DATA FOR PROCESSING:
- - - - -

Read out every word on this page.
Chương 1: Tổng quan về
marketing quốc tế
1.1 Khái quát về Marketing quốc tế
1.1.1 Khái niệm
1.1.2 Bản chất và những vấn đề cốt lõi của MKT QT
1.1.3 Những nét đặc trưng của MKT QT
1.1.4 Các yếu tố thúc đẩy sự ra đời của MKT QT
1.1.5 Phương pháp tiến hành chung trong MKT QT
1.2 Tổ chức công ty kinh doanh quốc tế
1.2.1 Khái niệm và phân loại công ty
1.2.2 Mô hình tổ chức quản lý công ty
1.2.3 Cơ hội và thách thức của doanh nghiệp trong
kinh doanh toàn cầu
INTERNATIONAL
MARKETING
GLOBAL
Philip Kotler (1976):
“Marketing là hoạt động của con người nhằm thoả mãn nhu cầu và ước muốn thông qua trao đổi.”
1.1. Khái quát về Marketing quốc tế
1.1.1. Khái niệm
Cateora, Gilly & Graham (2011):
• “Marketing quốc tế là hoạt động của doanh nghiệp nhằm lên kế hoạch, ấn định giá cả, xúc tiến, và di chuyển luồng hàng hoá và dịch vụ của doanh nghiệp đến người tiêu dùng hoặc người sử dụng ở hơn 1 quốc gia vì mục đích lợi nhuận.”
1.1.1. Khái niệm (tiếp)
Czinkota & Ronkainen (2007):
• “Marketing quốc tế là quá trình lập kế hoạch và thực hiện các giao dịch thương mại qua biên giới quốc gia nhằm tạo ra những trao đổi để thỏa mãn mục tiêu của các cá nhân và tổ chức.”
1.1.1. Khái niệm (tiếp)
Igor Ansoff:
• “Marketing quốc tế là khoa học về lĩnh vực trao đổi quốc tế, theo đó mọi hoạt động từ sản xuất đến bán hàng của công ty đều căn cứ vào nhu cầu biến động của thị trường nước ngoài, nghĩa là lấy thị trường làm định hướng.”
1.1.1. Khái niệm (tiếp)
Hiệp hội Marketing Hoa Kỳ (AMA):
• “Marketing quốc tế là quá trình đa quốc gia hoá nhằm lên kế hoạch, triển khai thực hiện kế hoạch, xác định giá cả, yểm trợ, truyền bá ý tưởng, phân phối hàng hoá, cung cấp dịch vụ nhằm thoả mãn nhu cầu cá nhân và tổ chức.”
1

- - - - -

Your task is to list each line of the records with the word "công".

1.2 Tổ chức công ty kinh doanh quốc tế
1.2.1 Khái niệm và phân loại công ty
1.2.2 Mô hình tổ chức quản lý công ty
• “Marketing quốc tế là khoa học về lĩnh vực trao đổi quốc tế, theo đó mọi hoạt động từ sản xuất đến bán hàng của công ty đều căn cứ vào nhu cầu biến động của thị trường nước ngoài, nghĩa là lấy thị trường làm định hướng.”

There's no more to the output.